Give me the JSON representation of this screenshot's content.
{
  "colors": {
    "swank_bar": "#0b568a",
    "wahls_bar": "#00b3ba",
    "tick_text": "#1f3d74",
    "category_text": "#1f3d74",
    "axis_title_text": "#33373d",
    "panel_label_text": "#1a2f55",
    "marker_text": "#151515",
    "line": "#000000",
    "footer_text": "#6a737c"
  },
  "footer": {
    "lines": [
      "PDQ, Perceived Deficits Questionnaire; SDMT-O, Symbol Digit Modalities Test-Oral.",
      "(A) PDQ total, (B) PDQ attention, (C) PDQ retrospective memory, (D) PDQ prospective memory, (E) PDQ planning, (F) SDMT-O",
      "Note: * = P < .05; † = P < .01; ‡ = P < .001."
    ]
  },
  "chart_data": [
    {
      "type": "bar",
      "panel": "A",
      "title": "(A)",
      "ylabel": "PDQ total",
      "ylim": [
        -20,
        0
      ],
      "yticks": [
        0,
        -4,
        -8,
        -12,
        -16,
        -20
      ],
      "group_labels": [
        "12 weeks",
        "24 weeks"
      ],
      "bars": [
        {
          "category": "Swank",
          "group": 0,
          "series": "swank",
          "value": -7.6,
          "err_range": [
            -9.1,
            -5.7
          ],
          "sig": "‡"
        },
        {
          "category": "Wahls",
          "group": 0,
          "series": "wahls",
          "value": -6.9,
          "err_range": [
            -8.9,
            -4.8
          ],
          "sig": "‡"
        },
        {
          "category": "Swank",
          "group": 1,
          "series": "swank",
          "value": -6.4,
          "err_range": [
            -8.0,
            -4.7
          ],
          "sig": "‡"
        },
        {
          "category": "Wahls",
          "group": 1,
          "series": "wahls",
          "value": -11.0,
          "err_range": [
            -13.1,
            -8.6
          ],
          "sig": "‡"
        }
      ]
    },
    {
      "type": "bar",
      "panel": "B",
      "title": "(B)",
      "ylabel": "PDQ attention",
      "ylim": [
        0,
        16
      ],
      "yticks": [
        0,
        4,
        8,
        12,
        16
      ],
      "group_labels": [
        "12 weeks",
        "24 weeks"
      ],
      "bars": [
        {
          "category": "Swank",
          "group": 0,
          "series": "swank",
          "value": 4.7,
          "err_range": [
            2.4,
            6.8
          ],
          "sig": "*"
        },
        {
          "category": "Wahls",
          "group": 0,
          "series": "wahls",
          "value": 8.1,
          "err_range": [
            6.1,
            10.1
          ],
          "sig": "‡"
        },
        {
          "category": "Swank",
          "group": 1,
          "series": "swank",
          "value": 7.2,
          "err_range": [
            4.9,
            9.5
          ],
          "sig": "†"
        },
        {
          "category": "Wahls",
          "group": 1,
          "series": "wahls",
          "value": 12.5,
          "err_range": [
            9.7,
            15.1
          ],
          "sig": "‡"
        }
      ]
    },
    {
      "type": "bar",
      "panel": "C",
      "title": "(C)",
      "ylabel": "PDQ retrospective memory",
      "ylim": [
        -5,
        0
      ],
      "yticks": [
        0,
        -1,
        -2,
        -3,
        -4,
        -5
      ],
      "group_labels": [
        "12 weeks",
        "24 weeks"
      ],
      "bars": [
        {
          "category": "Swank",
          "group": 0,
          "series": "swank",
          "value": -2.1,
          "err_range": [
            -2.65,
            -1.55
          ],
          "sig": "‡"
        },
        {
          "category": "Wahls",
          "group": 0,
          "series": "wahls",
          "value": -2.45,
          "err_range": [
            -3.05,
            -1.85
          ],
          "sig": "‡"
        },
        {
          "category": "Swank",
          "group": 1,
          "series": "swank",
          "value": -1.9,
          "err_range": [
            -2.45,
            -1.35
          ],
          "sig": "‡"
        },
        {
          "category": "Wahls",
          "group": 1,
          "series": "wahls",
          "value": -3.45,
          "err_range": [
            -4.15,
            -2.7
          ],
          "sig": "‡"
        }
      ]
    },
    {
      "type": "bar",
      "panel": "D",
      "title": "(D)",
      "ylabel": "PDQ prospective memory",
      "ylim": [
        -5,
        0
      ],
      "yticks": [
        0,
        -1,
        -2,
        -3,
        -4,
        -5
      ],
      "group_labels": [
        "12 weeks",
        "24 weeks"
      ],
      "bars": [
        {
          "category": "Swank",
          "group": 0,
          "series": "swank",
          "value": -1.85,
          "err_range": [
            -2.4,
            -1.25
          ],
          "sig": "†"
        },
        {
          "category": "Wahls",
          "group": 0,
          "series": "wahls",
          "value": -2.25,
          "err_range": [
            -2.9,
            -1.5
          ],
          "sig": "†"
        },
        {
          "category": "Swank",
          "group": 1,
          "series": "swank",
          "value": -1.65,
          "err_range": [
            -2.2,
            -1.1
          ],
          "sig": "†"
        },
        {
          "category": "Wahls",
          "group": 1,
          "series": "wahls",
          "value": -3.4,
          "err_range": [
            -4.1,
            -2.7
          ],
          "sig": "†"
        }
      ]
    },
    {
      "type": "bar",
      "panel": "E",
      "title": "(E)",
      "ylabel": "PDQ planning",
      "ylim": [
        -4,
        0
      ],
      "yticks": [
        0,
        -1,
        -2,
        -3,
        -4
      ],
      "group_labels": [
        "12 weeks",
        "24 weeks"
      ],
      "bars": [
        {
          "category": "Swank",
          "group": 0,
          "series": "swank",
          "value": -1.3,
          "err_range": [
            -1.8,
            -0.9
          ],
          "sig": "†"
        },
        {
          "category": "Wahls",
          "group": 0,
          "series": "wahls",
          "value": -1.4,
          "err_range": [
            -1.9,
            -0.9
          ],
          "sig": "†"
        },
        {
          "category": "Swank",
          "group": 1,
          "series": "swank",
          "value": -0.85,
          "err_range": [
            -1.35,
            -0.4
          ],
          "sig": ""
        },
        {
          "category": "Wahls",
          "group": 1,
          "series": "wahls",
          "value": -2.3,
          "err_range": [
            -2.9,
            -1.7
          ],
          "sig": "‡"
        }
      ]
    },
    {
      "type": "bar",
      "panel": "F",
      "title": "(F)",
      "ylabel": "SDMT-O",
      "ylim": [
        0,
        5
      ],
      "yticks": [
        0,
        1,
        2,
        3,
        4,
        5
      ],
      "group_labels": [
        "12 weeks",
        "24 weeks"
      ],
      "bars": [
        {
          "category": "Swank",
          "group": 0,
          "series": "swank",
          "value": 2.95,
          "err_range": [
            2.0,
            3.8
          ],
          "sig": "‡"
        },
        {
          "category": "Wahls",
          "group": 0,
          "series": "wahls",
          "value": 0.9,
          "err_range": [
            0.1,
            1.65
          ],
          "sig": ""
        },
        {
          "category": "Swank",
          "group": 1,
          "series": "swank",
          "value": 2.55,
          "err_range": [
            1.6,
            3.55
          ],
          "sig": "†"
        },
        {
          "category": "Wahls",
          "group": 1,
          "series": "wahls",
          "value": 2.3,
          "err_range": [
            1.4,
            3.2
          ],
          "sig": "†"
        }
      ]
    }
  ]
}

========

AIM:
In the entries above, find lines with "memory" and copy each.

WRITTEN ANSWER:
      "(A) PDQ total, (B) PDQ attention, (C) PDQ retrospective memory, (D) PDQ prospective memory, (E) PDQ planning, (F) SDMT-O",
      "ylabel": "PDQ retrospective memory",
      "ylabel": "PDQ prospective memory",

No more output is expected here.